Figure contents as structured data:
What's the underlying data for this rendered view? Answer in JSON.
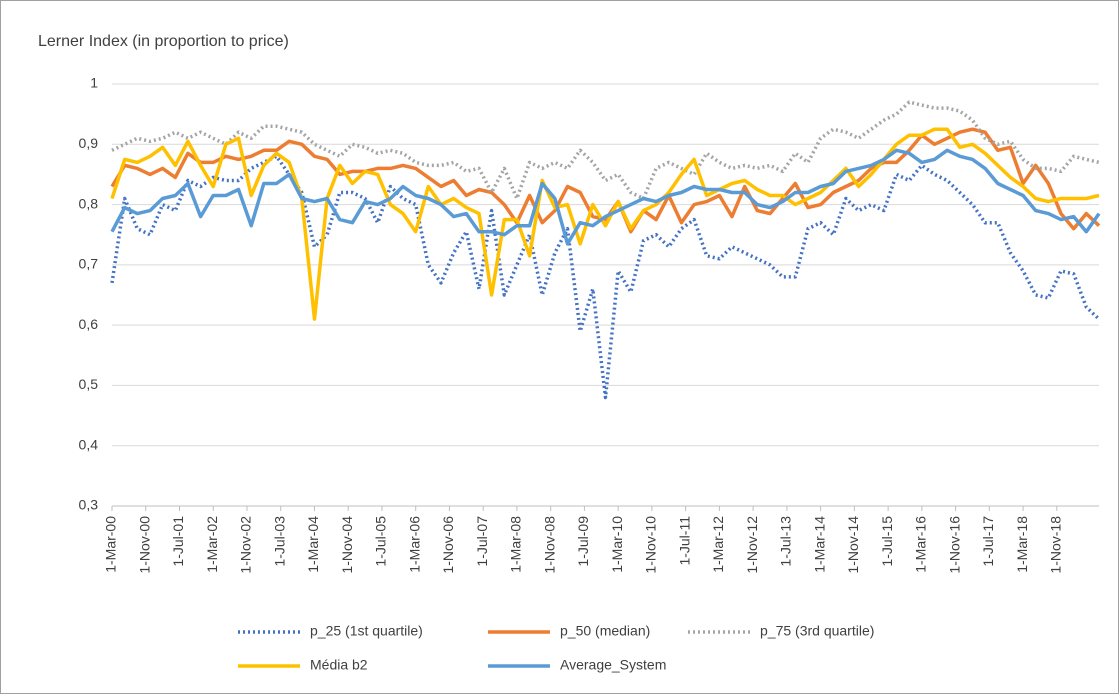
{
  "chart_data": {
    "type": "line",
    "title": "Lerner Index (in proportion to price)",
    "x": [
      "2000-03-01",
      "2000-06-01",
      "2000-09-01",
      "2000-12-01",
      "2001-03-01",
      "2001-06-01",
      "2001-09-01",
      "2001-12-01",
      "2002-03-01",
      "2002-06-01",
      "2002-09-01",
      "2002-12-01",
      "2003-03-01",
      "2003-06-01",
      "2003-09-01",
      "2003-12-01",
      "2004-03-01",
      "2004-06-01",
      "2004-09-01",
      "2004-12-01",
      "2005-03-01",
      "2005-06-01",
      "2005-09-01",
      "2005-12-01",
      "2006-03-01",
      "2006-06-01",
      "2006-09-01",
      "2006-12-01",
      "2007-03-01",
      "2007-06-01",
      "2007-09-01",
      "2007-12-01",
      "2008-03-01",
      "2008-06-01",
      "2008-09-01",
      "2008-12-01",
      "2009-03-01",
      "2009-06-01",
      "2009-09-01",
      "2009-12-01",
      "2010-03-01",
      "2010-06-01",
      "2010-09-01",
      "2010-12-01",
      "2011-03-01",
      "2011-06-01",
      "2011-09-01",
      "2011-12-01",
      "2012-03-01",
      "2012-06-01",
      "2012-09-01",
      "2012-12-01",
      "2013-03-01",
      "2013-06-01",
      "2013-09-01",
      "2013-12-01",
      "2014-03-01",
      "2014-06-01",
      "2014-09-01",
      "2014-12-01",
      "2015-03-01",
      "2015-06-01",
      "2015-09-01",
      "2015-12-01",
      "2016-03-01",
      "2016-06-01",
      "2016-09-01",
      "2016-12-01",
      "2017-03-01",
      "2017-06-01",
      "2017-09-01",
      "2017-12-01",
      "2018-03-01",
      "2018-06-01",
      "2018-09-01",
      "2018-12-01",
      "2019-03-01",
      "2019-06-01",
      "2019-09-01"
    ],
    "series": [
      {
        "name": "p_25 (1st quartile)",
        "color": "#4472c4",
        "style": "dotted",
        "values": [
          0.67,
          0.81,
          0.76,
          0.75,
          0.8,
          0.79,
          0.84,
          0.83,
          0.845,
          0.84,
          0.84,
          0.86,
          0.87,
          0.88,
          0.85,
          0.82,
          0.73,
          0.75,
          0.82,
          0.82,
          0.81,
          0.77,
          0.83,
          0.81,
          0.8,
          0.7,
          0.67,
          0.72,
          0.755,
          0.66,
          0.79,
          0.65,
          0.7,
          0.75,
          0.65,
          0.72,
          0.76,
          0.59,
          0.66,
          0.48,
          0.69,
          0.655,
          0.74,
          0.75,
          0.73,
          0.76,
          0.775,
          0.715,
          0.71,
          0.73,
          0.72,
          0.71,
          0.7,
          0.68,
          0.68,
          0.76,
          0.77,
          0.75,
          0.81,
          0.79,
          0.8,
          0.79,
          0.85,
          0.84,
          0.865,
          0.85,
          0.84,
          0.82,
          0.8,
          0.77,
          0.77,
          0.72,
          0.69,
          0.65,
          0.645,
          0.69,
          0.685,
          0.63,
          0.61
        ]
      },
      {
        "name": "p_50 (median)",
        "color": "#ed7d31",
        "style": "solid",
        "values": [
          0.83,
          0.865,
          0.86,
          0.85,
          0.86,
          0.845,
          0.885,
          0.87,
          0.87,
          0.88,
          0.875,
          0.88,
          0.89,
          0.89,
          0.905,
          0.9,
          0.88,
          0.875,
          0.85,
          0.855,
          0.855,
          0.86,
          0.86,
          0.865,
          0.86,
          0.845,
          0.83,
          0.84,
          0.815,
          0.825,
          0.82,
          0.8,
          0.77,
          0.815,
          0.77,
          0.79,
          0.83,
          0.82,
          0.78,
          0.775,
          0.805,
          0.755,
          0.79,
          0.775,
          0.815,
          0.77,
          0.8,
          0.805,
          0.815,
          0.78,
          0.83,
          0.79,
          0.785,
          0.81,
          0.835,
          0.795,
          0.8,
          0.82,
          0.83,
          0.84,
          0.86,
          0.87,
          0.87,
          0.89,
          0.915,
          0.9,
          0.91,
          0.92,
          0.925,
          0.92,
          0.89,
          0.895,
          0.835,
          0.865,
          0.835,
          0.785,
          0.76,
          0.785,
          0.765
        ]
      },
      {
        "name": "p_75 (3rd quartile)",
        "color": "#a5a5a5",
        "style": "dotted",
        "values": [
          0.89,
          0.9,
          0.91,
          0.905,
          0.91,
          0.92,
          0.91,
          0.92,
          0.91,
          0.9,
          0.92,
          0.91,
          0.93,
          0.93,
          0.925,
          0.92,
          0.9,
          0.89,
          0.88,
          0.9,
          0.895,
          0.885,
          0.89,
          0.885,
          0.87,
          0.865,
          0.865,
          0.87,
          0.855,
          0.86,
          0.82,
          0.86,
          0.81,
          0.87,
          0.86,
          0.87,
          0.86,
          0.89,
          0.87,
          0.84,
          0.85,
          0.82,
          0.81,
          0.86,
          0.87,
          0.86,
          0.85,
          0.885,
          0.87,
          0.86,
          0.865,
          0.86,
          0.865,
          0.855,
          0.885,
          0.87,
          0.91,
          0.925,
          0.92,
          0.91,
          0.925,
          0.94,
          0.95,
          0.97,
          0.965,
          0.96,
          0.96,
          0.955,
          0.94,
          0.91,
          0.9,
          0.905,
          0.875,
          0.86,
          0.86,
          0.855,
          0.88,
          0.875,
          0.87
        ]
      },
      {
        "name": "Média b2",
        "color": "#ffc000",
        "style": "solid",
        "values": [
          0.81,
          0.875,
          0.87,
          0.88,
          0.895,
          0.865,
          0.905,
          0.865,
          0.83,
          0.9,
          0.91,
          0.815,
          0.865,
          0.885,
          0.87,
          0.81,
          0.61,
          0.81,
          0.865,
          0.835,
          0.855,
          0.85,
          0.8,
          0.785,
          0.755,
          0.83,
          0.8,
          0.81,
          0.795,
          0.785,
          0.65,
          0.775,
          0.775,
          0.715,
          0.84,
          0.795,
          0.8,
          0.735,
          0.8,
          0.765,
          0.805,
          0.76,
          0.79,
          0.8,
          0.82,
          0.85,
          0.875,
          0.815,
          0.825,
          0.835,
          0.84,
          0.825,
          0.815,
          0.815,
          0.8,
          0.81,
          0.82,
          0.84,
          0.86,
          0.83,
          0.85,
          0.875,
          0.9,
          0.915,
          0.915,
          0.925,
          0.925,
          0.895,
          0.9,
          0.885,
          0.865,
          0.845,
          0.83,
          0.81,
          0.805,
          0.81,
          0.81,
          0.81,
          0.815
        ]
      },
      {
        "name": "Average_System",
        "color": "#5b9bd5",
        "style": "solid",
        "values": [
          0.755,
          0.795,
          0.785,
          0.79,
          0.81,
          0.815,
          0.835,
          0.78,
          0.815,
          0.815,
          0.825,
          0.765,
          0.835,
          0.835,
          0.85,
          0.81,
          0.805,
          0.81,
          0.775,
          0.77,
          0.805,
          0.8,
          0.81,
          0.83,
          0.815,
          0.81,
          0.8,
          0.78,
          0.785,
          0.755,
          0.755,
          0.75,
          0.765,
          0.765,
          0.835,
          0.81,
          0.735,
          0.77,
          0.765,
          0.78,
          0.79,
          0.8,
          0.81,
          0.805,
          0.815,
          0.82,
          0.83,
          0.825,
          0.825,
          0.82,
          0.82,
          0.8,
          0.795,
          0.805,
          0.82,
          0.82,
          0.83,
          0.835,
          0.855,
          0.86,
          0.865,
          0.875,
          0.89,
          0.885,
          0.87,
          0.875,
          0.89,
          0.88,
          0.875,
          0.86,
          0.835,
          0.825,
          0.815,
          0.79,
          0.785,
          0.775,
          0.78,
          0.755,
          0.785
        ]
      }
    ],
    "xlim": [
      "2000-03-01",
      "2019-09-01"
    ],
    "xticks": [
      {
        "value": "2000-03-01",
        "label": "1-Mar-00"
      },
      {
        "value": "2000-11-01",
        "label": "1-Nov-00"
      },
      {
        "value": "2001-07-01",
        "label": "1-Jul-01"
      },
      {
        "value": "2002-03-01",
        "label": "1-Mar-02"
      },
      {
        "value": "2002-11-01",
        "label": "1-Nov-02"
      },
      {
        "value": "2003-07-01",
        "label": "1-Jul-03"
      },
      {
        "value": "2004-03-01",
        "label": "1-Mar-04"
      },
      {
        "value": "2004-11-01",
        "label": "1-Nov-04"
      },
      {
        "value": "2005-07-01",
        "label": "1-Jul-05"
      },
      {
        "value": "2006-03-01",
        "label": "1-Mar-06"
      },
      {
        "value": "2006-11-01",
        "label": "1-Nov-06"
      },
      {
        "value": "2007-07-01",
        "label": "1-Jul-07"
      },
      {
        "value": "2008-03-01",
        "label": "1-Mar-08"
      },
      {
        "value": "2008-11-01",
        "label": "1-Nov-08"
      },
      {
        "value": "2009-07-01",
        "label": "1-Jul-09"
      },
      {
        "value": "2010-03-01",
        "label": "1-Mar-10"
      },
      {
        "value": "2010-11-01",
        "label": "1-Nov-10"
      },
      {
        "value": "2011-07-01",
        "label": "1-Jul-11"
      },
      {
        "value": "2012-03-01",
        "label": "1-Mar-12"
      },
      {
        "value": "2012-11-01",
        "label": "1-Nov-12"
      },
      {
        "value": "2013-07-01",
        "label": "1-Jul-13"
      },
      {
        "value": "2014-03-01",
        "label": "1-Mar-14"
      },
      {
        "value": "2014-11-01",
        "label": "1-Nov-14"
      },
      {
        "value": "2015-07-01",
        "label": "1-Jul-15"
      },
      {
        "value": "2016-03-01",
        "label": "1-Mar-16"
      },
      {
        "value": "2016-11-01",
        "label": "1-Nov-16"
      },
      {
        "value": "2017-07-01",
        "label": "1-Jul-17"
      },
      {
        "value": "2018-03-01",
        "label": "1-Mar-18"
      },
      {
        "value": "2018-11-01",
        "label": "1-Nov-18"
      }
    ],
    "ylim": [
      0.3,
      1
    ],
    "yticks": [
      {
        "value": 0.3,
        "label": "0,3"
      },
      {
        "value": 0.4,
        "label": "0,4"
      },
      {
        "value": 0.5,
        "label": "0,5"
      },
      {
        "value": 0.6,
        "label": "0,6"
      },
      {
        "value": 0.7,
        "label": "0,7"
      },
      {
        "value": 0.8,
        "label": "0,8"
      },
      {
        "value": 0.9,
        "label": "0,9"
      },
      1
    ],
    "grid": true,
    "legend": "bottom"
  }
}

• **Brief**
Gather up, from the records above, each line where the word "color" appears.

• **Result for this task**
        "color": "#4472c4",
        "color": "#ed7d31",
        "color": "#a5a5a5",
        "color": "#ffc000",
        "color": "#5b9bd5",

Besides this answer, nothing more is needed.